Find every line with the string "中医诊断学" in it, count them, and reply with that count only.

-------

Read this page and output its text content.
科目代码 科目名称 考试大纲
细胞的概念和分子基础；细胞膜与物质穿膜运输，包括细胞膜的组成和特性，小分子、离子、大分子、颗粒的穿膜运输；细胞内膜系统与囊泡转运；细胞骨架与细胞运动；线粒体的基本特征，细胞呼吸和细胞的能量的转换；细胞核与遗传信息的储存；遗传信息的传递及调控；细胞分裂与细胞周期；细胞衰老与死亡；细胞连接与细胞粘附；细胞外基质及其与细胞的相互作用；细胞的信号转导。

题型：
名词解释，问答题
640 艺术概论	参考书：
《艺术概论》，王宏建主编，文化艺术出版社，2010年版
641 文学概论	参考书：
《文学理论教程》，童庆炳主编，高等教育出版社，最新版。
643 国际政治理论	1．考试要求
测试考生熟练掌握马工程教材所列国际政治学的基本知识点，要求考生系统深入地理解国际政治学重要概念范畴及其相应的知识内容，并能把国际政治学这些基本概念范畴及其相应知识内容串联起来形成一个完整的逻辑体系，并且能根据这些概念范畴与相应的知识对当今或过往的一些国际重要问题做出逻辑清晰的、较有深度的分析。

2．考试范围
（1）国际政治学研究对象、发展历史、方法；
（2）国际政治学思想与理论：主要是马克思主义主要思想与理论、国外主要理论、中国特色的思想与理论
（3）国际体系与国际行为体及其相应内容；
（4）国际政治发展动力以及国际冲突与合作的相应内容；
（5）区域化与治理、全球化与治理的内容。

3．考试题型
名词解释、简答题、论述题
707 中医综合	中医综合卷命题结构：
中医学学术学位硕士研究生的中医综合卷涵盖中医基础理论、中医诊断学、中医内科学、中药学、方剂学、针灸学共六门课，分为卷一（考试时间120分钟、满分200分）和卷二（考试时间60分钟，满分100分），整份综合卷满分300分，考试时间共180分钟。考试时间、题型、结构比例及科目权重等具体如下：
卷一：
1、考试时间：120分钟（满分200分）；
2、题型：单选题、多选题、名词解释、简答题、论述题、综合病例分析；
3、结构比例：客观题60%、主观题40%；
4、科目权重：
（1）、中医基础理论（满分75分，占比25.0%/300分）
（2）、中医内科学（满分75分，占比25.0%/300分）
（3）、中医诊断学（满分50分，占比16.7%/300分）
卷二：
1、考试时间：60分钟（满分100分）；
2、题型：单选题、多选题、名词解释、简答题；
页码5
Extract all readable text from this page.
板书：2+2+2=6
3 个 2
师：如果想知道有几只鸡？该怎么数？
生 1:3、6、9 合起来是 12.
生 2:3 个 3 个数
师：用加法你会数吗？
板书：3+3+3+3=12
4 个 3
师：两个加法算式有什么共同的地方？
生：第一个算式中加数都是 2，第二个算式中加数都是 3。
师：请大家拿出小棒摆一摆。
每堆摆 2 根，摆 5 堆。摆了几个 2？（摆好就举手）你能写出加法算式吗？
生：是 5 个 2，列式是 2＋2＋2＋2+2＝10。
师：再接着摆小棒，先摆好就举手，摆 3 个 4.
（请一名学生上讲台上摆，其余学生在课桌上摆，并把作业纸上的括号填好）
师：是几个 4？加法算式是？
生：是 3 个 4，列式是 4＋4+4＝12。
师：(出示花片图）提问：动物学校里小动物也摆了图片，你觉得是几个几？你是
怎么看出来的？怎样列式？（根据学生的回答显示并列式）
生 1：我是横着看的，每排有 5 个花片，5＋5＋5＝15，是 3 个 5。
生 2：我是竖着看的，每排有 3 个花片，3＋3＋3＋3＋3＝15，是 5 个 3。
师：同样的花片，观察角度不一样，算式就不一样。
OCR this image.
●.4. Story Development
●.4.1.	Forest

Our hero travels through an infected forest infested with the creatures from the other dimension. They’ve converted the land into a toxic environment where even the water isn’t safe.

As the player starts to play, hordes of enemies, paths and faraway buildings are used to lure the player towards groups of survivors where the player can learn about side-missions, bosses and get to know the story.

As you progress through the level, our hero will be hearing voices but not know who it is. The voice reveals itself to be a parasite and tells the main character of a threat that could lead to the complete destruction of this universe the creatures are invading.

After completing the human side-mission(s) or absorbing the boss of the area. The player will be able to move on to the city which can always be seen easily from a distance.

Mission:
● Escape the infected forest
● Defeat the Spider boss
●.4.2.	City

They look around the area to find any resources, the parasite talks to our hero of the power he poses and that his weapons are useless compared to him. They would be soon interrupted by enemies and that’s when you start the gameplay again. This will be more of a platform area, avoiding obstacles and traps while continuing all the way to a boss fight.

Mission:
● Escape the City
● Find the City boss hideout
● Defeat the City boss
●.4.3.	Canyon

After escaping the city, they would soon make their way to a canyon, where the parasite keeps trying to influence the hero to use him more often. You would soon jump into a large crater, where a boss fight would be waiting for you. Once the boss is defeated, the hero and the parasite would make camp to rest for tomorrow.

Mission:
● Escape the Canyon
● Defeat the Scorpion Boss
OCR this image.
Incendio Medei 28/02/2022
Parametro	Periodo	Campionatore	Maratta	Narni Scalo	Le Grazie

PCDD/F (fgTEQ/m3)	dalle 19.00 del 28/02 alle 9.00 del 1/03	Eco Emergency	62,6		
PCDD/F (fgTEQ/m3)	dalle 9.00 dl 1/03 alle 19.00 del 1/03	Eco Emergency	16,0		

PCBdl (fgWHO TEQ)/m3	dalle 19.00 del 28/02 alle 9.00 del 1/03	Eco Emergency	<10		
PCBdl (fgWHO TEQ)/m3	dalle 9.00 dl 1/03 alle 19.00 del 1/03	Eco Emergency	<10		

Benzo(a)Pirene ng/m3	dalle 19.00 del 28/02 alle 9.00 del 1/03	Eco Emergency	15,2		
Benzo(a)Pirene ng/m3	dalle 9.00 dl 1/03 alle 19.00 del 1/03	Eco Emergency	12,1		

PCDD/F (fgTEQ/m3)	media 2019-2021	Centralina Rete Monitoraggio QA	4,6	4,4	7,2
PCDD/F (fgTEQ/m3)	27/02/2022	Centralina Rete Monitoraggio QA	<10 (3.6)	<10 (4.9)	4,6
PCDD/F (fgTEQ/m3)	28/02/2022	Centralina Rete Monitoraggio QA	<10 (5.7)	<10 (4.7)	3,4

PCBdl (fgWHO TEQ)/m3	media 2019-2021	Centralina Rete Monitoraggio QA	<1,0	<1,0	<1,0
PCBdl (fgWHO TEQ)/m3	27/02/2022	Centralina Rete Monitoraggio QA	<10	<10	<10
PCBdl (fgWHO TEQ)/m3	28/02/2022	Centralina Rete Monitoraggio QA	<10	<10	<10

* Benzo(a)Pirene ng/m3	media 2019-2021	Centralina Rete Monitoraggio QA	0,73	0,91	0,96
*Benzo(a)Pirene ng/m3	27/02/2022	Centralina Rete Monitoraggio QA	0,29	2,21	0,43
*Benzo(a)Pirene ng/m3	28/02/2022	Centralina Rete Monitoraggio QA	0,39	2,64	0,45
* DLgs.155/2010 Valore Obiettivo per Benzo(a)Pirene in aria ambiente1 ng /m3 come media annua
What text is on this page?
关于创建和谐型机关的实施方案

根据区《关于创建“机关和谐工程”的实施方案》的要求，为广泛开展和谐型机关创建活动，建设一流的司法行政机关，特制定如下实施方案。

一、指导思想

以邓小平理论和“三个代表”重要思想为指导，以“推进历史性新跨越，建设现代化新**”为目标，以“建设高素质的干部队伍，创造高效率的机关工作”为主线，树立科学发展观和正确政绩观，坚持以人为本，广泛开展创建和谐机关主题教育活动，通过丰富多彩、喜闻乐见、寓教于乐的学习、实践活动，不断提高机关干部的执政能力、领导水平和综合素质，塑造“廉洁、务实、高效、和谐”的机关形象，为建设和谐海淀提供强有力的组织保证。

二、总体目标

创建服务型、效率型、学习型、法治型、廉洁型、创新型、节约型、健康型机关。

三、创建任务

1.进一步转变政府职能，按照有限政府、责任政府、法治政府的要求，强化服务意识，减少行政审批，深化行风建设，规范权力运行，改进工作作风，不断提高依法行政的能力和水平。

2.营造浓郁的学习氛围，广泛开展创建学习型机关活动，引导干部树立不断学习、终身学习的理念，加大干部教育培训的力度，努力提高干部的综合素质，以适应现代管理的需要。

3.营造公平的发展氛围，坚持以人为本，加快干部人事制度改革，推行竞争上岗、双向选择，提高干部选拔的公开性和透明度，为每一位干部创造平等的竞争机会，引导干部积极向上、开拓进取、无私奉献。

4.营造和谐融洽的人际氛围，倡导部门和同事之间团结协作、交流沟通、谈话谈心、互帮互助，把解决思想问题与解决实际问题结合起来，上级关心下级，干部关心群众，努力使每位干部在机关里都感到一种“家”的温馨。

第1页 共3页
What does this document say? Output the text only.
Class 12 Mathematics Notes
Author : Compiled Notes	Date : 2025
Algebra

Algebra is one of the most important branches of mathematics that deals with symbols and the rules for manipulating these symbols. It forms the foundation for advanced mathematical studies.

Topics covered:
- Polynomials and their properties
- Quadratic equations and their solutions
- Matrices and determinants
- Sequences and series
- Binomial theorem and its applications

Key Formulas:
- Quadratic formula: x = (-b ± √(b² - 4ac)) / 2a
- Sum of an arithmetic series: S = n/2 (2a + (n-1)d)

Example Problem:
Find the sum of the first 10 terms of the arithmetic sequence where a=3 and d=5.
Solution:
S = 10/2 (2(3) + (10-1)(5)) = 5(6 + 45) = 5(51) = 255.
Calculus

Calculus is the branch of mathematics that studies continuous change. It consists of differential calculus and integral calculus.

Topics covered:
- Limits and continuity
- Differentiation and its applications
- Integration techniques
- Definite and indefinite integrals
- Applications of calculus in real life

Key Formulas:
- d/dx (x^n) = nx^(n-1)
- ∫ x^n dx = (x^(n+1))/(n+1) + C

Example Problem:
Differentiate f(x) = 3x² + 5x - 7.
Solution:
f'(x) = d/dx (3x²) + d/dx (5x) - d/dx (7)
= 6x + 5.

-------

● **WRITTEN SOLUTION**: 2